> Problem description
Could every line of the data be printed exactly as it reads?

━━━━━━━━━━━━━━━━━━━━━━━━━━━━━━

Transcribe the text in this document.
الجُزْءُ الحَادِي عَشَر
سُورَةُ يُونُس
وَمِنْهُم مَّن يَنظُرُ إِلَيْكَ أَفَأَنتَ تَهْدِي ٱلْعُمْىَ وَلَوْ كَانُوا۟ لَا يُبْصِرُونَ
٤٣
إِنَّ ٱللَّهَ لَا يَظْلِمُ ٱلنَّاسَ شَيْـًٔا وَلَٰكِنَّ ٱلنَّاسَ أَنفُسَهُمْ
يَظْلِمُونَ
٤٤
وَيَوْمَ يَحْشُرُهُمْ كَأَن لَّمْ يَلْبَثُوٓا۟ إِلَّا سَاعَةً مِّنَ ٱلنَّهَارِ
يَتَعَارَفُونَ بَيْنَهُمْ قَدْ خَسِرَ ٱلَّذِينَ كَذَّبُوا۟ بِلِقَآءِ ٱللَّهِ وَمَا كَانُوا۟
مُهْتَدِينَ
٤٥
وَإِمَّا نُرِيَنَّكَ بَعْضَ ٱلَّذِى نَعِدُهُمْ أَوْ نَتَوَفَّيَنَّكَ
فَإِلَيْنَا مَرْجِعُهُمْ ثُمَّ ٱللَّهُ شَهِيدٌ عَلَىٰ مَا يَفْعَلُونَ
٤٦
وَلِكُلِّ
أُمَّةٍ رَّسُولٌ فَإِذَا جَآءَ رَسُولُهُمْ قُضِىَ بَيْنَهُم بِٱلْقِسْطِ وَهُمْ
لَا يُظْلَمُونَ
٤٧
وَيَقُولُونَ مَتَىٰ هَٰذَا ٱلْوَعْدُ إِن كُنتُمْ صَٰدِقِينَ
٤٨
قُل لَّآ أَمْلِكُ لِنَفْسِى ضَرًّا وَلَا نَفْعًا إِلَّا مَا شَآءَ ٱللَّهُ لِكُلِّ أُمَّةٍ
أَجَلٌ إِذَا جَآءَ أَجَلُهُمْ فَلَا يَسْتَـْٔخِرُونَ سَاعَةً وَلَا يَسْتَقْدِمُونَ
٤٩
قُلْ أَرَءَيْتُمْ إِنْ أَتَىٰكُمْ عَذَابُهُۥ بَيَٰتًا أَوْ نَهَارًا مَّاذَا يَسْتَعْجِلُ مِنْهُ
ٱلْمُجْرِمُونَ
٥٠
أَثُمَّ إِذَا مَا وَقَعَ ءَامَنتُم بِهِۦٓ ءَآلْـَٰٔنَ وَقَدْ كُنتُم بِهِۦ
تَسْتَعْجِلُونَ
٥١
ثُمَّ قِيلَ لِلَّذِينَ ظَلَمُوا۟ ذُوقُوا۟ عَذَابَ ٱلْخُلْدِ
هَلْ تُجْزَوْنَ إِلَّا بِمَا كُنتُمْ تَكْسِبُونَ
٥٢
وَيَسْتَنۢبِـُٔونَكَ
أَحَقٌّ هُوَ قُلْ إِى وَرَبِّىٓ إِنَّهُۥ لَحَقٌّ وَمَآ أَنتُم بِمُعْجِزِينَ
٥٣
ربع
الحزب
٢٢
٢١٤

━━━━━━━━━━━━━━━━━━━━━━━━━━━━━━

> Solution below
Transcribe the text in this document.
الجُزْءُ الحَادِي عَشَر
سُورَةُ يُونُس
وَمِنْهُم مَّن يَنظُرُ إِلَيْكَ أَفَأَنتَ تَهْدِي ٱلْعُمْىَ وَلَوْ كَانُوا۟ لَا يُبْصِرُونَ
٤٣
إِنَّ ٱللَّهَ لَا يَظْلِمُ ٱلنَّاسَ شَيْـًٔا وَلَٰكِنَّ ٱلنَّاسَ أَنفُسَهُمْ
يَظْلِمُونَ
٤٤
وَيَوْمَ يَحْشُرُهُمْ كَأَن لَّمْ يَلْبَثُوٓا۟ إِلَّا سَاعَةً مِّنَ ٱلنَّهَارِ
يَتَعَارَفُونَ بَيْنَهُمْ قَدْ خَسِرَ ٱلَّذِينَ كَذَّبُوا۟ بِلِقَآءِ ٱللَّهِ وَمَا كَانُوا۟
مُهْتَدِينَ
٤٥
وَإِمَّا نُرِيَنَّكَ بَعْضَ ٱلَّذِى نَعِدُهُمْ أَوْ نَتَوَفَّيَنَّكَ
فَإِلَيْنَا مَرْجِعُهُمْ ثُمَّ ٱللَّهُ شَهِيدٌ عَلَىٰ مَا يَفْعَلُونَ
٤٦
وَلِكُلِّ
أُمَّةٍ رَّسُولٌ فَإِذَا جَآءَ رَسُولُهُمْ قُضِىَ بَيْنَهُم بِٱلْقِسْطِ وَهُمْ
لَا يُظْلَمُونَ
٤٧
وَيَقُولُونَ مَتَىٰ هَٰذَا ٱلْوَعْدُ إِن كُنتُمْ صَٰدِقِينَ
٤٨
قُل لَّآ أَمْلِكُ لِنَفْسِى ضَرًّا وَلَا نَفْعًا إِلَّا مَا شَآءَ ٱللَّهُ لِكُلِّ أُمَّةٍ
أَجَلٌ إِذَا جَآءَ أَجَلُهُمْ فَلَا يَسْتَـْٔخِرُونَ سَاعَةً وَلَا يَسْتَقْدِمُونَ
٤٩
قُلْ أَرَءَيْتُمْ إِنْ أَتَىٰكُمْ عَذَابُهُۥ بَيَٰتًا أَوْ نَهَارًا مَّاذَا يَسْتَعْجِلُ مِنْهُ
ٱلْمُجْرِمُونَ
٥٠
أَثُمَّ إِذَا مَا وَقَعَ ءَامَنتُم بِهِۦٓ ءَآلْـَٰٔنَ وَقَدْ كُنتُم بِهِۦ
تَسْتَعْجِلُونَ
٥١
ثُمَّ قِيلَ لِلَّذِينَ ظَلَمُوا۟ ذُوقُوا۟ عَذَابَ ٱلْخُلْدِ
هَلْ تُجْزَوْنَ إِلَّا بِمَا كُنتُمْ تَكْسِبُونَ
٥٢
وَيَسْتَنۢبِـُٔونَكَ
أَحَقٌّ هُوَ قُلْ إِى وَرَبِّىٓ إِنَّهُۥ لَحَقٌّ وَمَآ أَنتُم بِمُعْجِزِينَ
٥٣
ربع
الحزب
٢٢
٢١٤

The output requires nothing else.